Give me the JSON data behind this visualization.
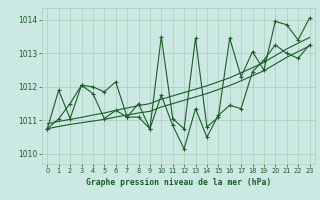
{
  "title": "Graphe pression niveau de la mer (hPa)",
  "bg_color": "#cce8e2",
  "grid_color": "#aaccbb",
  "line_color": "#1a5c2a",
  "xlim": [
    -0.5,
    23.5
  ],
  "ylim": [
    1009.7,
    1014.35
  ],
  "yticks": [
    1010,
    1011,
    1012,
    1013,
    1014
  ],
  "xticks": [
    0,
    1,
    2,
    3,
    4,
    5,
    6,
    7,
    8,
    9,
    10,
    11,
    12,
    13,
    14,
    15,
    16,
    17,
    18,
    19,
    20,
    21,
    22,
    23
  ],
  "trend1": [
    1010.75,
    1010.82,
    1010.88,
    1010.93,
    1010.98,
    1011.03,
    1011.1,
    1011.16,
    1011.22,
    1011.27,
    1011.4,
    1011.5,
    1011.6,
    1011.7,
    1011.8,
    1011.92,
    1012.04,
    1012.18,
    1012.33,
    1012.48,
    1012.68,
    1012.88,
    1013.05,
    1013.22
  ],
  "trend2": [
    1010.9,
    1010.97,
    1011.03,
    1011.09,
    1011.16,
    1011.22,
    1011.3,
    1011.37,
    1011.44,
    1011.5,
    1011.63,
    1011.73,
    1011.83,
    1011.93,
    1012.03,
    1012.15,
    1012.27,
    1012.42,
    1012.57,
    1012.73,
    1012.93,
    1013.13,
    1013.3,
    1013.47
  ],
  "zigzag1": [
    1010.75,
    1011.9,
    1011.05,
    1012.05,
    1012.0,
    1011.85,
    1012.15,
    1011.1,
    1011.5,
    1010.75,
    1013.5,
    1011.05,
    1010.75,
    1013.45,
    1010.8,
    1011.1,
    1013.45,
    1012.3,
    1013.05,
    1012.5,
    1013.95,
    1013.85,
    1013.4,
    1014.05
  ],
  "zigzag2": [
    1010.75,
    1011.05,
    1011.5,
    1012.05,
    1011.8,
    1011.05,
    1011.3,
    1011.1,
    1011.1,
    1010.75,
    1011.75,
    1010.85,
    1010.15,
    1011.35,
    1010.5,
    1011.15,
    1011.45,
    1011.35,
    1012.45,
    1012.8,
    1013.25,
    1013.0,
    1012.85,
    1013.25
  ]
}
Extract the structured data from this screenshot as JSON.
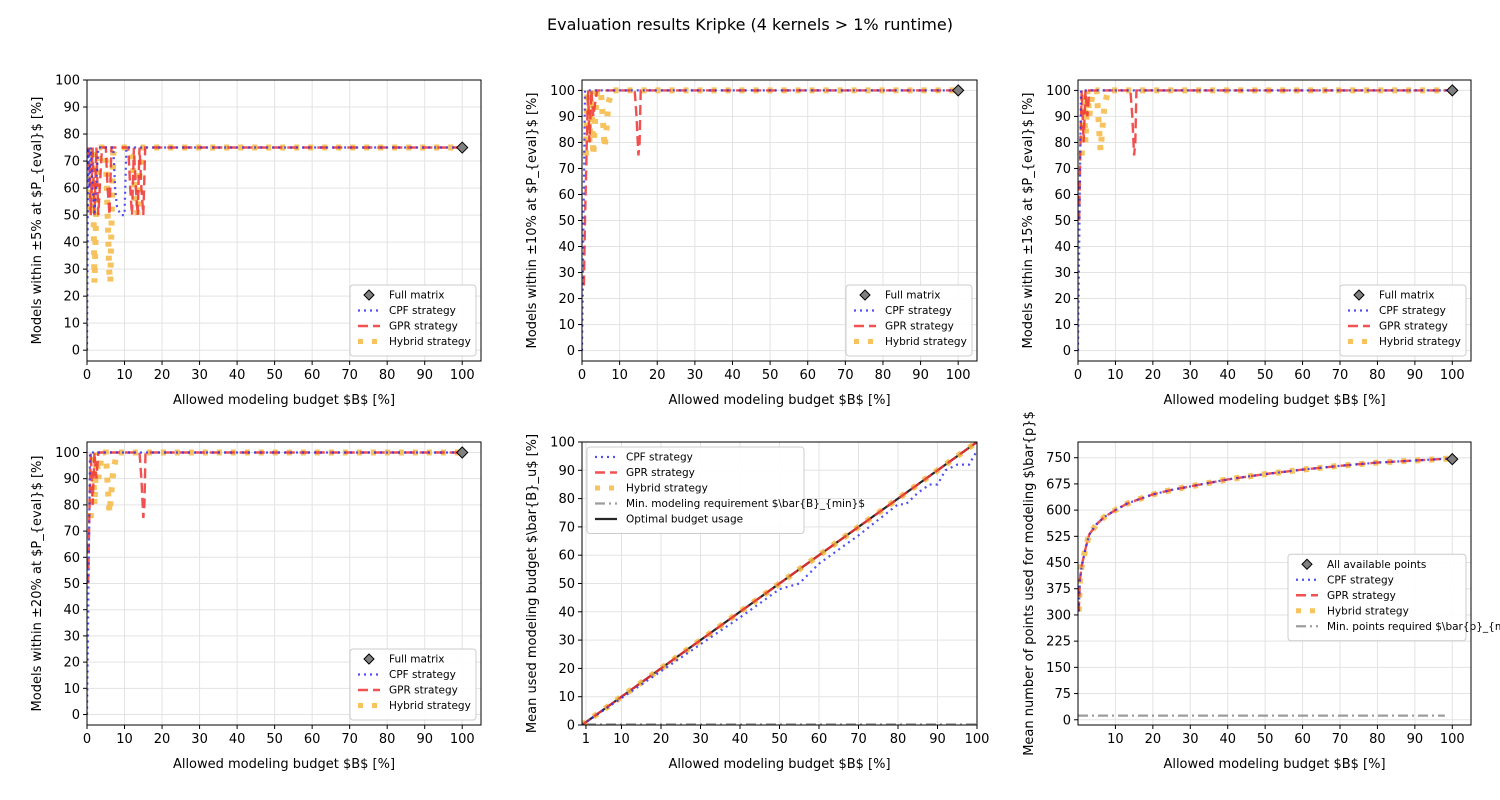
{
  "suptitle": "Evaluation results Kripke (4 kernels > 1% runtime)",
  "colors": {
    "cpf": "#3333ee",
    "gpr": "#ee3333",
    "hybrid": "#f5b842",
    "full": "#808080",
    "optimal": "#000000",
    "minreq": "#8c8c8c"
  },
  "chart_data": [
    {
      "id": "acc5",
      "type": "line",
      "title": "",
      "xlabel": "Allowed modeling budget $B$ [%]",
      "ylabel": "Models within ±5% at $P_{eval}$ [%]",
      "xlim": [
        0,
        105
      ],
      "ylim": [
        -4,
        100
      ],
      "xticks": [
        0,
        10,
        20,
        30,
        40,
        50,
        60,
        70,
        80,
        90,
        100
      ],
      "yticks": [
        0,
        10,
        20,
        30,
        40,
        50,
        60,
        70,
        80,
        90,
        100
      ],
      "legend": "lower-right",
      "legend_labels": [
        "Full matrix",
        "CPF strategy",
        "GPR strategy",
        "Hybrid strategy"
      ],
      "marker": {
        "x": 100,
        "y": 75
      },
      "series": [
        {
          "name": "CPF strategy",
          "x": [
            0,
            0.1,
            0.2,
            0.3,
            0.6,
            1,
            1.5,
            2,
            3,
            5,
            7,
            7.5,
            8,
            9,
            10,
            10.5,
            11,
            12,
            14,
            20,
            40,
            60,
            80,
            100
          ],
          "y": [
            0,
            25,
            50,
            75,
            60,
            75,
            60,
            50,
            75,
            75,
            75,
            60,
            53,
            50,
            50,
            75,
            75,
            75,
            75,
            75,
            75,
            75,
            75,
            75
          ]
        },
        {
          "name": "GPR strategy",
          "x": [
            0.5,
            0.8,
            1,
            1.5,
            2,
            2.5,
            3,
            4,
            5,
            5.5,
            6,
            6.5,
            7,
            11,
            11.5,
            12,
            12.5,
            13,
            13.5,
            14,
            14.5,
            15,
            15.5,
            16,
            20,
            40,
            60,
            80,
            100
          ],
          "y": [
            75,
            60,
            50,
            75,
            50,
            75,
            50,
            75,
            75,
            60,
            50,
            75,
            75,
            75,
            60,
            50,
            75,
            60,
            50,
            75,
            60,
            50,
            75,
            75,
            75,
            75,
            75,
            75,
            75
          ]
        },
        {
          "name": "Hybrid strategy",
          "x": [
            0.5,
            1,
            1.5,
            2,
            2.5,
            3,
            4,
            5,
            5.3,
            5.6,
            5.9,
            6.2,
            6.5,
            6.8,
            7,
            8,
            9,
            10,
            11,
            12,
            12.5,
            13,
            13.5,
            14,
            15,
            20,
            40,
            60,
            80,
            100
          ],
          "y": [
            75,
            50,
            75,
            25,
            55,
            75,
            75,
            70,
            60,
            45,
            30,
            25,
            45,
            62,
            73,
            75,
            75,
            75,
            75,
            72,
            64,
            55,
            50,
            65,
            75,
            75,
            75,
            75,
            75,
            75
          ]
        }
      ]
    },
    {
      "id": "acc10",
      "type": "line",
      "title": "",
      "xlabel": "Allowed modeling budget $B$ [%]",
      "ylabel": "Models within ±10% at $P_{eval}$ [%]",
      "xlim": [
        0,
        105
      ],
      "ylim": [
        -4,
        104
      ],
      "xticks": [
        0,
        10,
        20,
        30,
        40,
        50,
        60,
        70,
        80,
        90,
        100
      ],
      "yticks": [
        0,
        10,
        20,
        30,
        40,
        50,
        60,
        70,
        80,
        90,
        100
      ],
      "legend": "lower-right",
      "legend_labels": [
        "Full matrix",
        "CPF strategy",
        "GPR strategy",
        "Hybrid strategy"
      ],
      "marker": {
        "x": 100,
        "y": 100
      },
      "series": [
        {
          "name": "CPF strategy",
          "x": [
            0,
            0.2,
            0.4,
            0.6,
            0.8,
            1,
            2,
            5,
            20,
            40,
            60,
            80,
            100
          ],
          "y": [
            0,
            25,
            50,
            75,
            100,
            100,
            100,
            100,
            100,
            100,
            100,
            100,
            100
          ]
        },
        {
          "name": "GPR strategy",
          "x": [
            0.5,
            0.8,
            1.2,
            1.6,
            2,
            2.5,
            3,
            4,
            14,
            14.5,
            15,
            15.3,
            15.6,
            16,
            20,
            40,
            60,
            80,
            100
          ],
          "y": [
            25,
            50,
            75,
            100,
            80,
            100,
            90,
            100,
            100,
            90,
            75,
            80,
            100,
            100,
            100,
            100,
            100,
            100,
            100
          ]
        },
        {
          "name": "Hybrid strategy",
          "x": [
            1,
            1.5,
            2,
            2.5,
            3,
            3.5,
            4,
            5,
            5.5,
            6,
            6.5,
            7,
            8,
            20,
            40,
            60,
            80,
            100
          ],
          "y": [
            75,
            100,
            80,
            100,
            75,
            90,
            100,
            100,
            90,
            78,
            85,
            95,
            100,
            100,
            100,
            100,
            100,
            100
          ]
        }
      ]
    },
    {
      "id": "acc15",
      "type": "line",
      "title": "",
      "xlabel": "Allowed modeling budget $B$ [%]",
      "ylabel": "Models within ±15% at $P_{eval}$ [%]",
      "xlim": [
        0,
        105
      ],
      "ylim": [
        -4,
        104
      ],
      "xticks": [
        0,
        10,
        20,
        30,
        40,
        50,
        60,
        70,
        80,
        90,
        100
      ],
      "yticks": [
        0,
        10,
        20,
        30,
        40,
        50,
        60,
        70,
        80,
        90,
        100
      ],
      "legend": "lower-right",
      "legend_labels": [
        "Full matrix",
        "CPF strategy",
        "GPR strategy",
        "Hybrid strategy"
      ],
      "marker": {
        "x": 100,
        "y": 100
      },
      "series": [
        {
          "name": "CPF strategy",
          "x": [
            0,
            0.2,
            0.4,
            0.6,
            0.8,
            1,
            2,
            5,
            20,
            40,
            60,
            80,
            100
          ],
          "y": [
            0,
            25,
            50,
            75,
            100,
            100,
            100,
            100,
            100,
            100,
            100,
            100,
            100
          ]
        },
        {
          "name": "GPR strategy",
          "x": [
            0.3,
            0.6,
            1,
            1.5,
            2,
            2.5,
            3,
            14,
            14.5,
            15,
            15.3,
            15.6,
            16,
            20,
            40,
            60,
            80,
            100
          ],
          "y": [
            50,
            75,
            100,
            80,
            100,
            90,
            100,
            100,
            90,
            75,
            80,
            100,
            100,
            100,
            100,
            100,
            100,
            100
          ]
        },
        {
          "name": "Hybrid strategy",
          "x": [
            1,
            1.5,
            2,
            2.5,
            3,
            4,
            5,
            5.5,
            6,
            6.5,
            7,
            8,
            20,
            40,
            60,
            80,
            100
          ],
          "y": [
            75,
            100,
            80,
            100,
            90,
            100,
            100,
            88,
            77,
            85,
            93,
            100,
            100,
            100,
            100,
            100,
            100
          ]
        }
      ]
    },
    {
      "id": "acc20",
      "type": "line",
      "title": "",
      "xlabel": "Allowed modeling budget $B$ [%]",
      "ylabel": "Models within ±20% at $P_{eval}$ [%]",
      "xlim": [
        0,
        105
      ],
      "ylim": [
        -4,
        104
      ],
      "xticks": [
        0,
        10,
        20,
        30,
        40,
        50,
        60,
        70,
        80,
        90,
        100
      ],
      "yticks": [
        0,
        10,
        20,
        30,
        40,
        50,
        60,
        70,
        80,
        90,
        100
      ],
      "legend": "lower-right",
      "legend_labels": [
        "Full matrix",
        "CPF strategy",
        "GPR strategy",
        "Hybrid strategy"
      ],
      "marker": {
        "x": 100,
        "y": 100
      },
      "series": [
        {
          "name": "CPF strategy",
          "x": [
            0,
            0.2,
            0.4,
            0.6,
            0.8,
            1,
            2,
            5,
            20,
            40,
            60,
            80,
            100
          ],
          "y": [
            0,
            25,
            50,
            75,
            100,
            100,
            100,
            100,
            100,
            100,
            100,
            100,
            100
          ]
        },
        {
          "name": "GPR strategy",
          "x": [
            0.3,
            0.6,
            1,
            1.5,
            2,
            2.5,
            3,
            14,
            14.5,
            15,
            15.3,
            15.6,
            16,
            20,
            40,
            60,
            80,
            100
          ],
          "y": [
            50,
            75,
            100,
            80,
            100,
            90,
            100,
            100,
            90,
            75,
            80,
            100,
            100,
            100,
            100,
            100,
            100,
            100
          ]
        },
        {
          "name": "Hybrid strategy",
          "x": [
            1,
            1.5,
            2,
            2.5,
            3,
            4,
            5,
            5.5,
            6,
            6.5,
            7,
            8,
            20,
            40,
            60,
            80,
            100
          ],
          "y": [
            75,
            100,
            80,
            100,
            90,
            100,
            100,
            88,
            77,
            85,
            93,
            100,
            100,
            100,
            100,
            100,
            100
          ]
        }
      ]
    },
    {
      "id": "budget",
      "type": "line",
      "title": "",
      "xlabel": "Allowed modeling budget $B$ [%]",
      "ylabel": "Mean used modeling budget $\\bar{B}_u$ [%]",
      "xlim": [
        0,
        100
      ],
      "ylim": [
        0,
        100
      ],
      "xticks": [
        1,
        10,
        20,
        30,
        40,
        50,
        60,
        70,
        80,
        90,
        100
      ],
      "yticks": [
        0,
        10,
        20,
        30,
        40,
        50,
        60,
        70,
        80,
        90,
        100
      ],
      "legend": "upper-left",
      "legend_labels": [
        "CPF strategy",
        "GPR strategy",
        "Hybrid strategy",
        "Min. modeling requirement $\\bar{B}_{min}$",
        "Optimal budget usage"
      ],
      "series": [
        {
          "name": "Optimal budget usage",
          "x": [
            0,
            100
          ],
          "y": [
            0,
            100
          ]
        },
        {
          "name": "CPF strategy",
          "x": [
            0,
            10,
            20,
            30,
            40,
            50,
            55,
            60,
            70,
            80,
            82,
            85,
            88,
            90,
            92,
            95,
            98,
            100
          ],
          "y": [
            0,
            9.5,
            19,
            28.5,
            38,
            48,
            50,
            57,
            67,
            78,
            78,
            82,
            85,
            85,
            90,
            92,
            92,
            97
          ]
        },
        {
          "name": "GPR strategy",
          "x": [
            0,
            25,
            50,
            75,
            100
          ],
          "y": [
            0,
            25,
            50,
            75,
            100
          ]
        },
        {
          "name": "Hybrid strategy",
          "x": [
            0,
            25,
            50,
            75,
            100
          ],
          "y": [
            0,
            25,
            50,
            75,
            100
          ]
        },
        {
          "name": "Min. modeling requirement $\\bar{B}_{min}$",
          "x": [
            1,
            100
          ],
          "y": [
            0.2,
            0.2
          ]
        }
      ]
    },
    {
      "id": "points",
      "type": "line",
      "title": "",
      "xlabel": "Allowed modeling budget $B$ [%]",
      "ylabel": "Mean number of points used for modeling $\\bar{p}$",
      "xlim": [
        0,
        105
      ],
      "ylim": [
        -15,
        795
      ],
      "xticks": [
        10,
        20,
        30,
        40,
        50,
        60,
        70,
        80,
        90,
        100
      ],
      "yticks": [
        0,
        75,
        150,
        225,
        300,
        375,
        450,
        525,
        600,
        675,
        750
      ],
      "legend": "center-right",
      "legend_labels": [
        "All available points",
        "CPF strategy",
        "GPR strategy",
        "Hybrid strategy",
        "Min. points required $\\bar{p}_{min}$"
      ],
      "marker": {
        "x": 100,
        "y": 746
      },
      "series": [
        {
          "name": "CPF strategy",
          "x": [
            0.2,
            0.5,
            1,
            2,
            3,
            5,
            7,
            10,
            13,
            16,
            20,
            25,
            30,
            40,
            50,
            60,
            70,
            80,
            90,
            100
          ],
          "y": [
            310,
            400,
            440,
            490,
            530,
            560,
            580,
            600,
            618,
            630,
            645,
            658,
            668,
            688,
            703,
            716,
            727,
            736,
            742,
            748
          ]
        },
        {
          "name": "GPR strategy",
          "x": [
            0.2,
            0.5,
            1,
            2,
            3,
            5,
            7,
            10,
            13,
            16,
            20,
            25,
            30,
            40,
            50,
            60,
            70,
            80,
            90,
            100
          ],
          "y": [
            310,
            400,
            440,
            490,
            530,
            560,
            580,
            600,
            618,
            630,
            645,
            658,
            668,
            688,
            703,
            716,
            727,
            736,
            742,
            748
          ]
        },
        {
          "name": "Hybrid strategy",
          "x": [
            0.2,
            0.5,
            1,
            2,
            3,
            5,
            7,
            10,
            13,
            16,
            20,
            25,
            30,
            40,
            50,
            60,
            70,
            80,
            90,
            100
          ],
          "y": [
            310,
            400,
            440,
            490,
            530,
            560,
            580,
            600,
            618,
            630,
            645,
            658,
            668,
            688,
            703,
            716,
            727,
            736,
            742,
            748
          ]
        },
        {
          "name": "Min. points required $\\bar{p}_{min}$",
          "x": [
            0,
            98
          ],
          "y": [
            12,
            12
          ]
        }
      ]
    }
  ]
}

○ ○ ○ ○ ○

**Stated exercise**
Copy every line above that includes the string "Mean".

**Result for this task**
      "ylabel": "Mean used modeling budget $\\bar{B}_u$ [%]",
      "ylabel": "Mean number of points used for modeling $\\bar{p}$",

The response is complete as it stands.